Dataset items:
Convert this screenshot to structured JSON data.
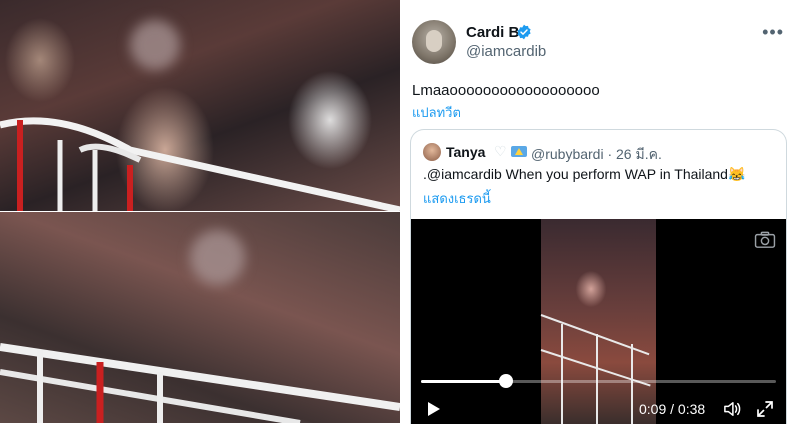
{
  "author": {
    "name": "Cardi B",
    "handle": "@iamcardib",
    "verified_color": "#1d9bf0",
    "more_icon": "more-horizontal-icon"
  },
  "tweet": {
    "text": "Lmaaoooooooooooooooooo",
    "translate_label": "แปลทวีต"
  },
  "quote": {
    "name": "Tanya",
    "handle": "@rubybardi · 26 มี.ค.",
    "text": ".@iamcardib When you perform WAP in Thailand😹",
    "show_thread_label": "แสดงเธรดนี้"
  },
  "video": {
    "elapsed": "0:09",
    "duration": "0:38",
    "time_label": "0:09 / 0:38",
    "progress_fraction": 0.24,
    "icons": [
      "play-icon",
      "volume-icon",
      "fullscreen-icon",
      "camera-icon"
    ]
  },
  "colors": {
    "link": "#1d9bf0",
    "secondary_text": "#536471",
    "border": "#cfd9de"
  }
}
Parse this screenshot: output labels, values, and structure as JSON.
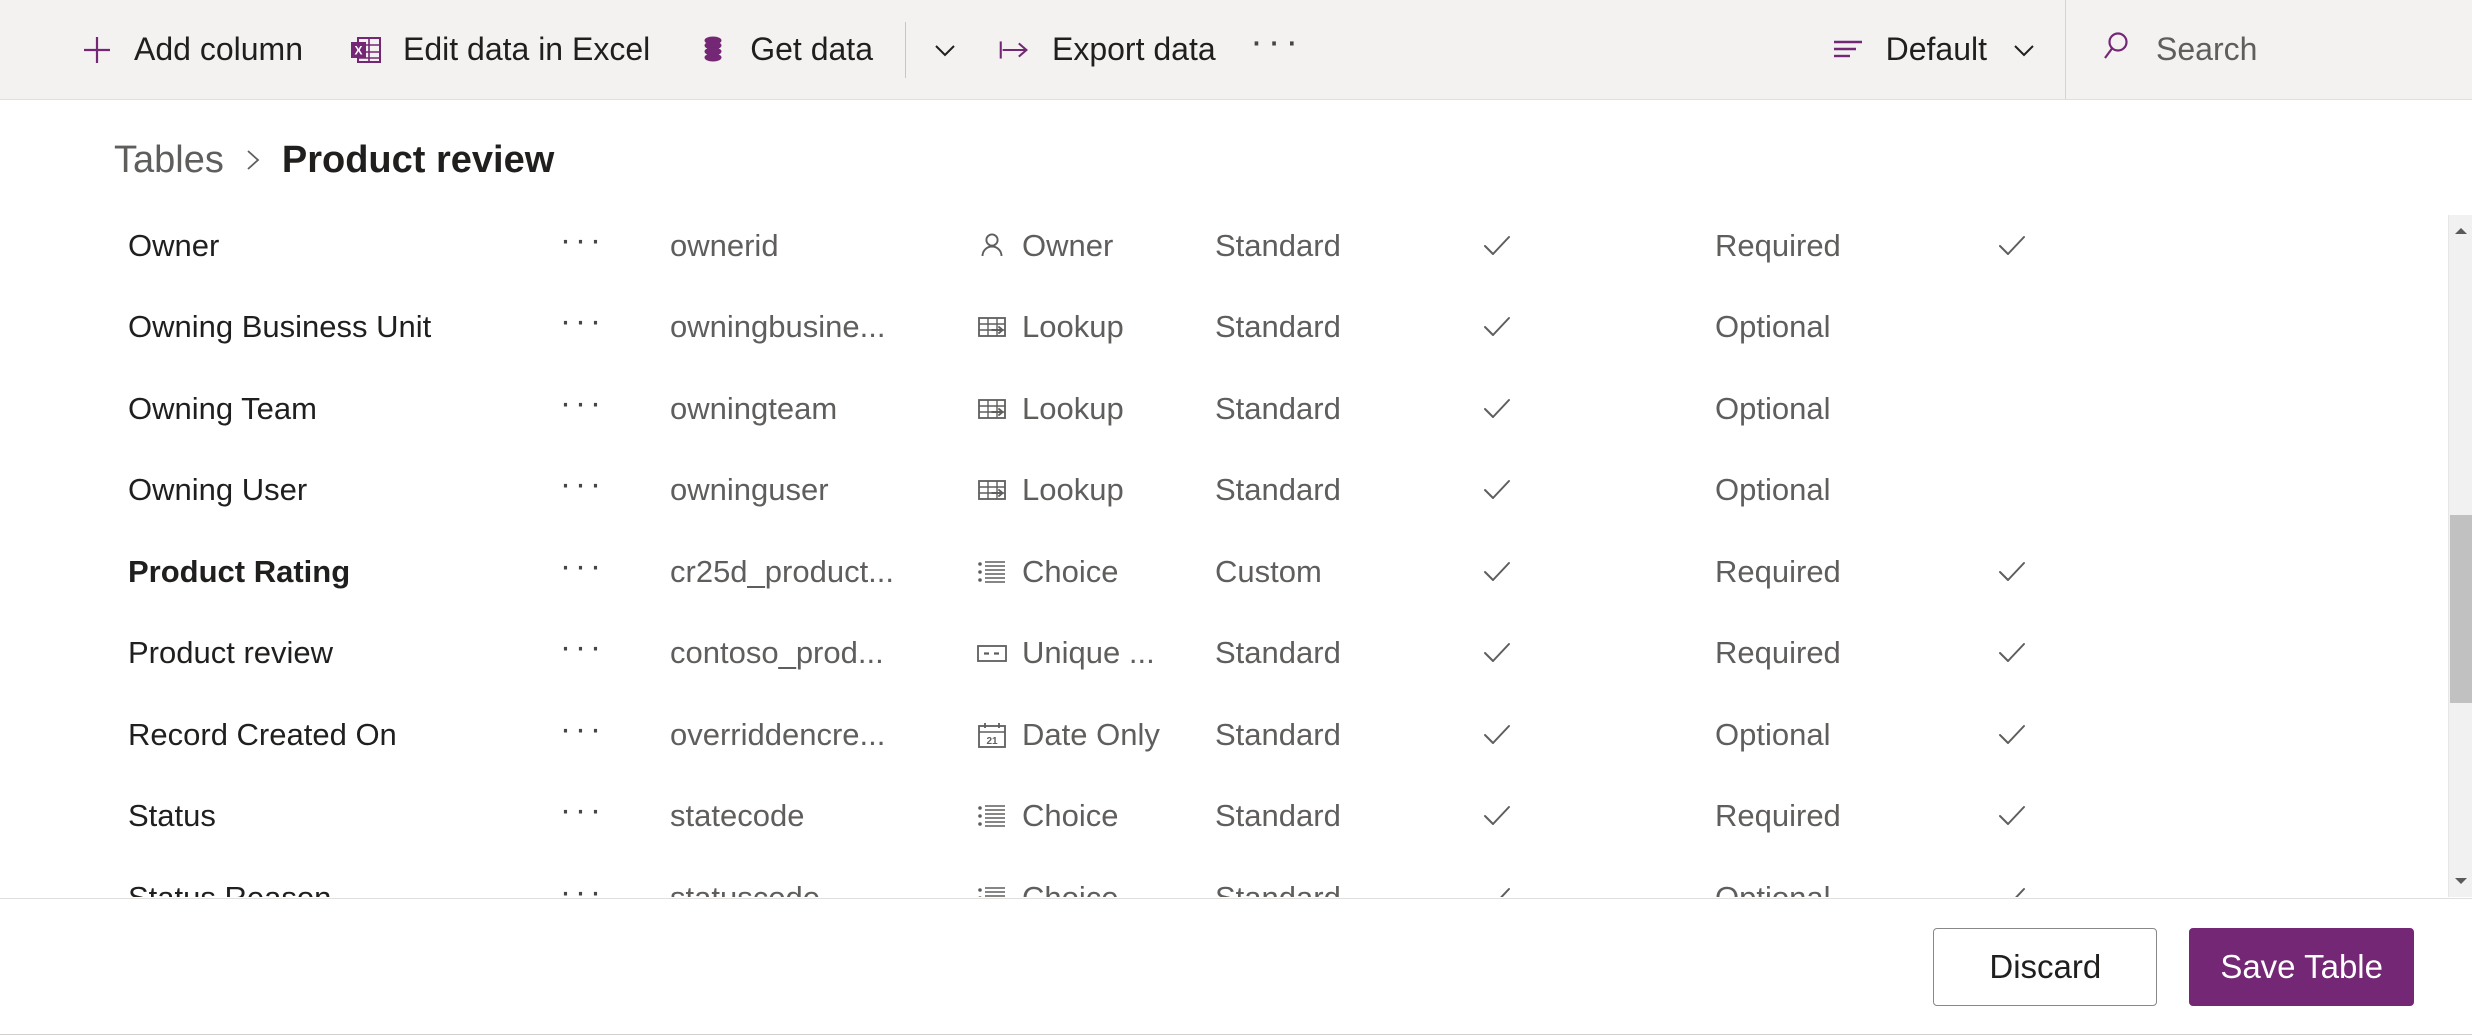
{
  "commandbar": {
    "items": [
      {
        "id": "add-column",
        "label": "Add column",
        "icon": "plus-icon"
      },
      {
        "id": "edit-data-in-excel",
        "label": "Edit data in Excel",
        "icon": "excel-icon"
      },
      {
        "id": "get-data",
        "label": "Get data",
        "icon": "database-icon"
      },
      {
        "id": "export-data",
        "label": "Export data",
        "icon": "export-arrow-icon"
      }
    ],
    "get_data_chevron": "chevron-down-icon",
    "overflow": {
      "id": "more-commands",
      "label": "···",
      "icon": "more-horizontal-icon"
    },
    "view_selector": {
      "id": "view-default",
      "label": "Default",
      "icon": "view-list-icon",
      "chevron": "chevron-down-icon"
    },
    "search": {
      "id": "search",
      "placeholder": "Search",
      "value": "",
      "icon": "search-icon"
    }
  },
  "breadcrumb": {
    "parent": "Tables",
    "separator": "›",
    "current": "Product review"
  },
  "grid": {
    "row_menu_glyph": "···",
    "check_glyph": "✓",
    "rows": [
      {
        "display_name": "Owner",
        "name": "ownerid",
        "data_type": "Owner",
        "type_icon": "person-icon",
        "customization": "Standard",
        "searchable": true,
        "requirement": "Required",
        "managed": true,
        "modified": false
      },
      {
        "display_name": "Owning Business Unit",
        "name": "owningbusine...",
        "data_type": "Lookup",
        "type_icon": "lookup-icon",
        "customization": "Standard",
        "searchable": true,
        "requirement": "Optional",
        "managed": false,
        "modified": false
      },
      {
        "display_name": "Owning Team",
        "name": "owningteam",
        "data_type": "Lookup",
        "type_icon": "lookup-icon",
        "customization": "Standard",
        "searchable": true,
        "requirement": "Optional",
        "managed": false,
        "modified": false
      },
      {
        "display_name": "Owning User",
        "name": "owninguser",
        "data_type": "Lookup",
        "type_icon": "lookup-icon",
        "customization": "Standard",
        "searchable": true,
        "requirement": "Optional",
        "managed": false,
        "modified": false
      },
      {
        "display_name": "Product Rating",
        "name": "cr25d_product...",
        "data_type": "Choice",
        "type_icon": "choice-icon",
        "customization": "Custom",
        "searchable": true,
        "requirement": "Required",
        "managed": true,
        "modified": true
      },
      {
        "display_name": "Product review",
        "name": "contoso_prod...",
        "data_type": "Unique ...",
        "type_icon": "unique-identifier-icon",
        "customization": "Standard",
        "searchable": true,
        "requirement": "Required",
        "managed": true,
        "modified": false
      },
      {
        "display_name": "Record Created On",
        "name": "overriddencre...",
        "data_type": "Date Only",
        "type_icon": "calendar-icon",
        "customization": "Standard",
        "searchable": true,
        "requirement": "Optional",
        "managed": true,
        "modified": false
      },
      {
        "display_name": "Status",
        "name": "statecode",
        "data_type": "Choice",
        "type_icon": "choice-icon",
        "customization": "Standard",
        "searchable": true,
        "requirement": "Required",
        "managed": true,
        "modified": false
      },
      {
        "display_name": "Status Reason",
        "name": "statuscode",
        "data_type": "Choice",
        "type_icon": "choice-icon",
        "customization": "Standard",
        "searchable": true,
        "requirement": "Optional",
        "managed": true,
        "modified": false
      }
    ]
  },
  "scrollbar": {
    "up_arrow": "scroll-up-icon",
    "down_arrow": "scroll-down-icon"
  },
  "footer": {
    "discard_label": "Discard",
    "save_label": "Save Table"
  },
  "colors": {
    "accent": "#742774",
    "commandbar_bg": "#f3f2f1",
    "text": "#201f1e",
    "text_secondary": "#605e5c"
  }
}
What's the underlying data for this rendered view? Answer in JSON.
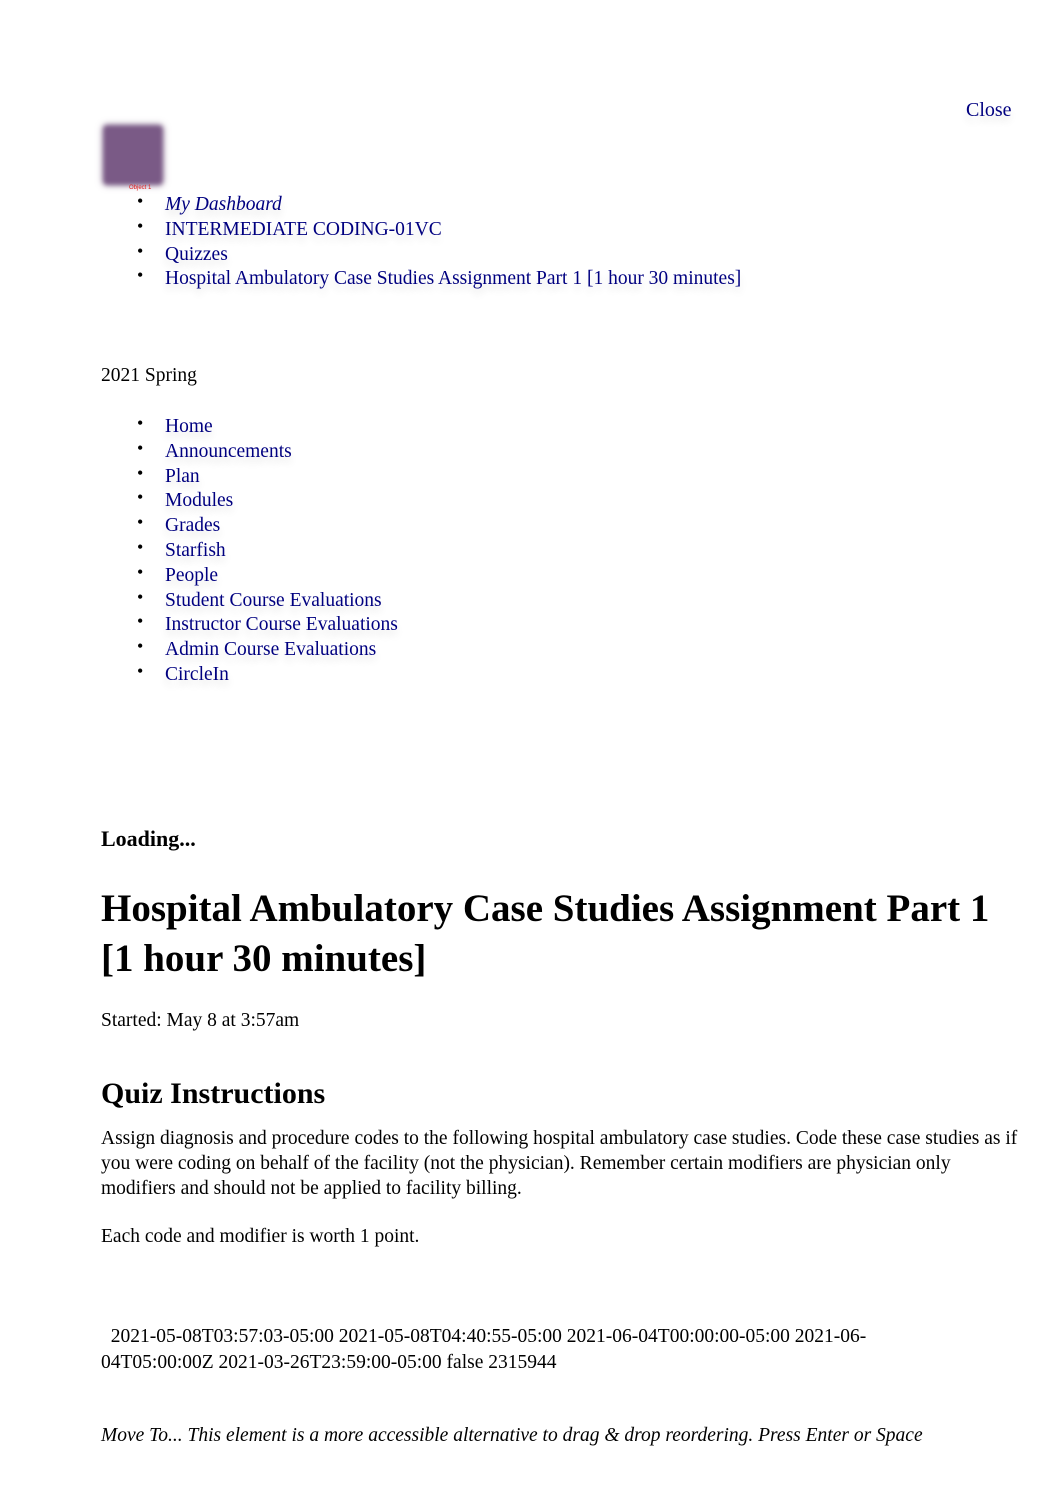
{
  "header": {
    "close_label": "Close",
    "logo_caption": "Object 1"
  },
  "breadcrumbs": [
    {
      "label": "My Dashboard"
    },
    {
      "label": "INTERMEDIATE CODING-01VC"
    },
    {
      "label": "Quizzes"
    },
    {
      "label": "Hospital Ambulatory Case Studies Assignment Part 1 [1 hour 30 minutes]"
    }
  ],
  "term": "2021 Spring",
  "course_nav": [
    {
      "label": "Home"
    },
    {
      "label": "Announcements"
    },
    {
      "label": "Plan"
    },
    {
      "label": "Modules"
    },
    {
      "label": "Grades"
    },
    {
      "label": "Starfish"
    },
    {
      "label": "People"
    },
    {
      "label": "Student Course Evaluations"
    },
    {
      "label": "Instructor Course Evaluations"
    },
    {
      "label": "Admin Course Evaluations"
    },
    {
      "label": "CircleIn"
    }
  ],
  "main": {
    "loading": "Loading...",
    "title": "Hospital Ambulatory Case Studies Assignment Part 1 [1 hour 30 minutes]",
    "started": "Started: May 8 at 3:57am",
    "instructions_heading": "Quiz Instructions",
    "instructions_text": "Assign diagnosis and procedure codes to the following hospital ambulatory case studies. Code these case studies as if you were coding on behalf of the facility (not the physician). Remember certain modifiers are physician only modifiers and should not be applied to facility billing.",
    "points_text": "Each code and modifier is worth 1 point.",
    "meta_text": "2021-05-08T03:57:03-05:00 2021-05-08T04:40:55-05:00 2021-06-04T00:00:00-05:00 2021-06-04T05:00:00Z 2021-03-26T23:59:00-05:00 false 2315944",
    "move_to_text": "Move To... This element is a more accessible alternative to drag & drop reordering. Press Enter or Space"
  }
}
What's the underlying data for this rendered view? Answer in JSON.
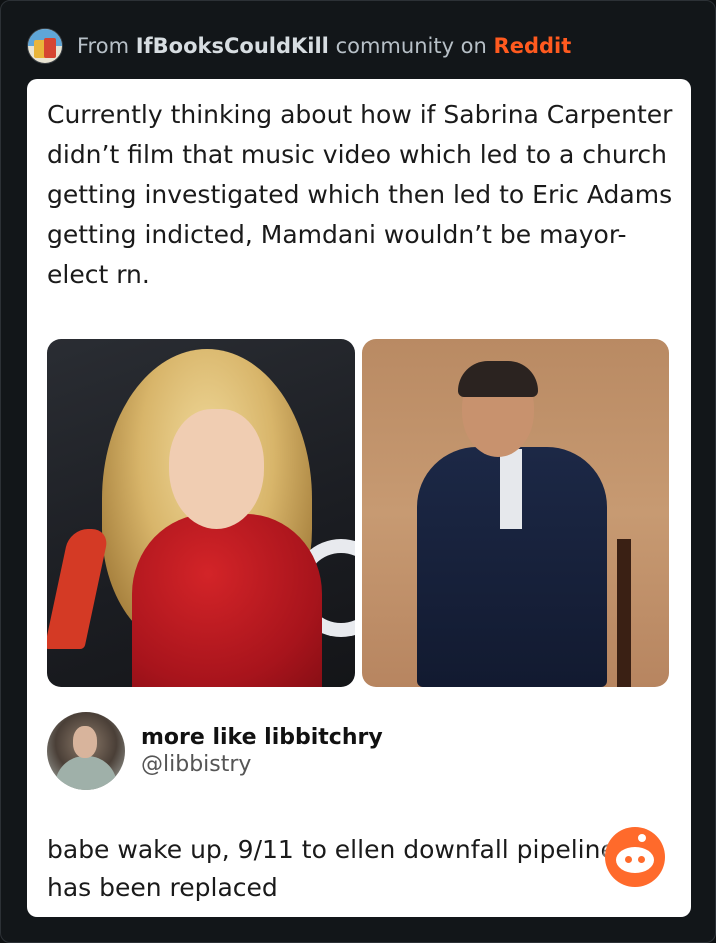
{
  "header": {
    "prefix": "From",
    "community": "IfBooksCouldKill",
    "middle": "community on",
    "platform": "Reddit",
    "platform_color": "#ff5a1f"
  },
  "post": {
    "text": "Currently thinking about how if Sabrina Carpenter didn’t film that music video which led to a church getting investigated which then led to Eric Adams getting indicted, Mamdani wouldn’t be mayor-elect rn."
  },
  "reply": {
    "author_name": "more like libbitchry",
    "author_handle": "@libbistry",
    "text": "babe wake up, 9/11 to ellen downfall pipeline has been replaced"
  },
  "icons": {
    "community_avatar": "community-avatar-icon",
    "reddit_badge": "reddit-snoo-icon"
  },
  "colors": {
    "page_background": "#0e1113",
    "card_background": "#ffffff",
    "reddit_orange": "#ff6a2b"
  }
}
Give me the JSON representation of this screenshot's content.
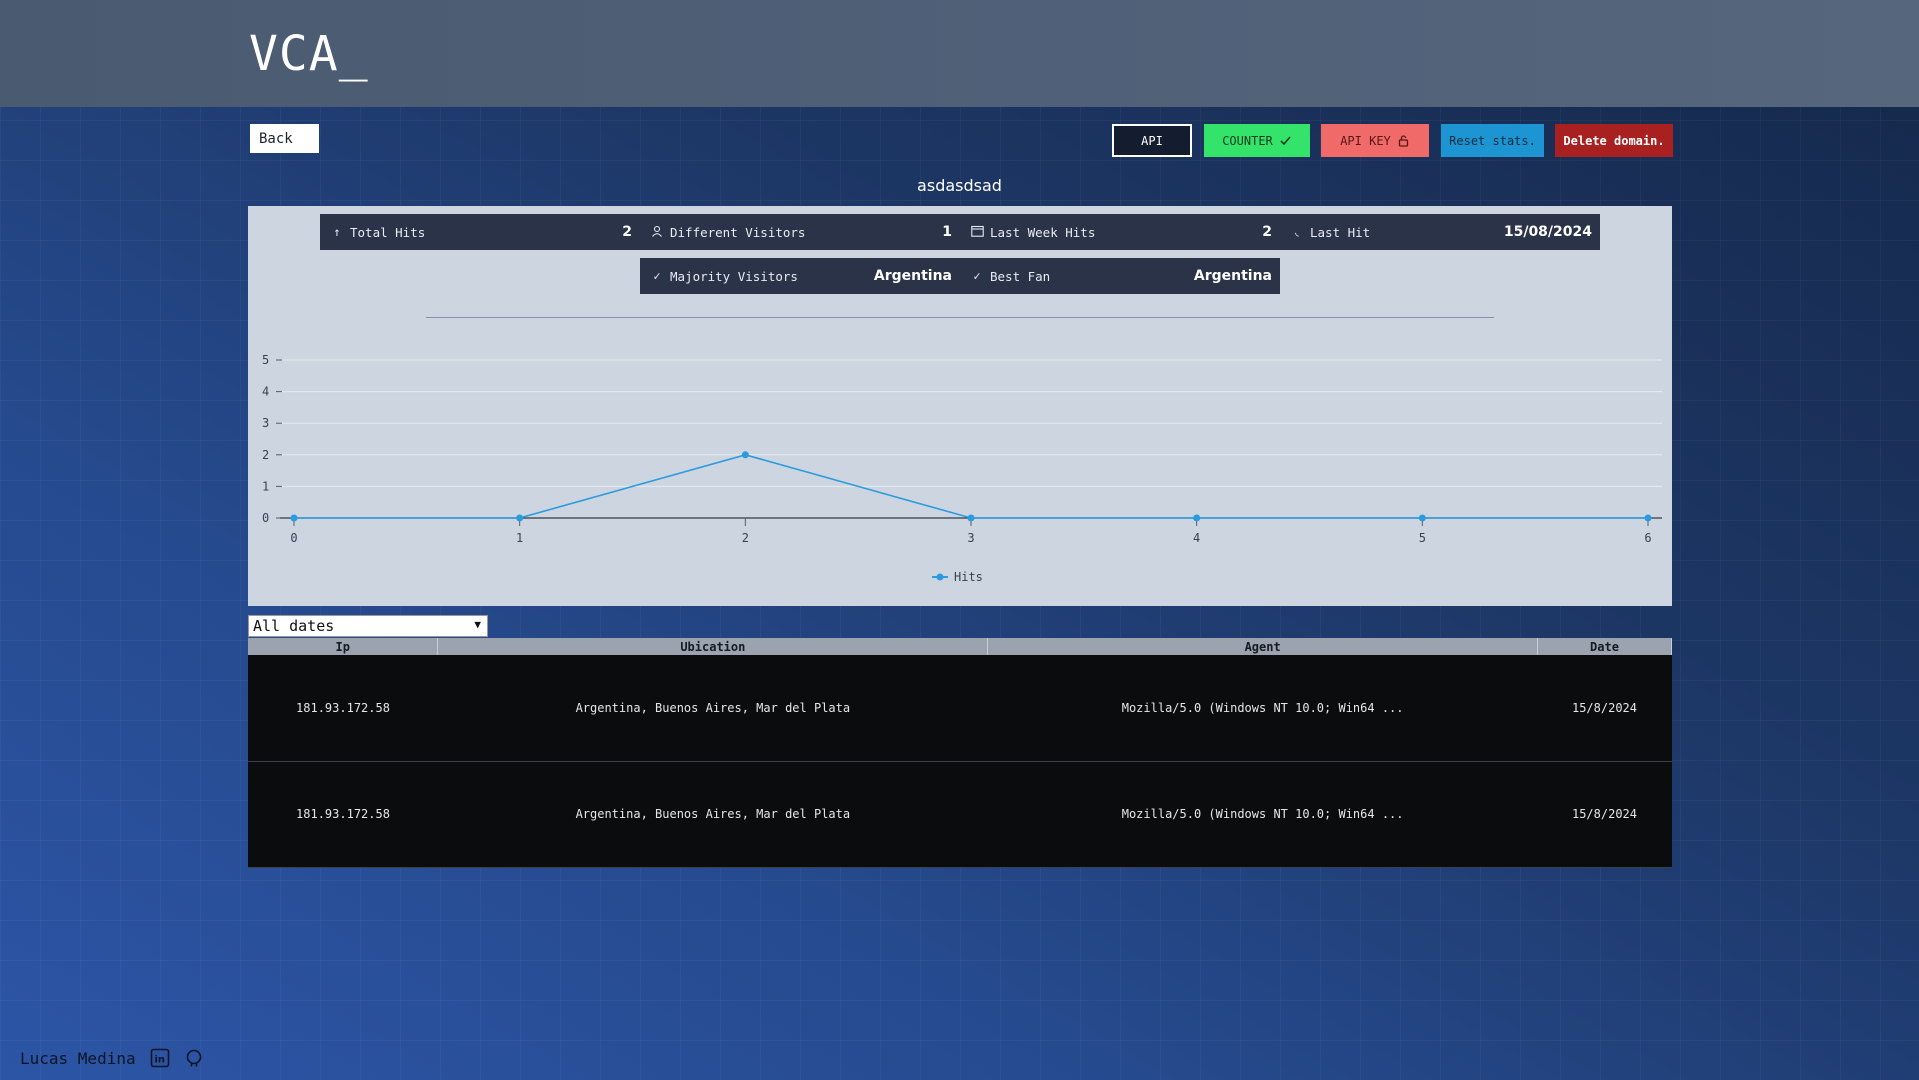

• **STATED TASK**:
Return each line of the listing that holds the string "horizontal".

• **TASK RESULT**:
    "more_icon": "more-horizontal-icon"
      "icon": "more-horizontal-icon"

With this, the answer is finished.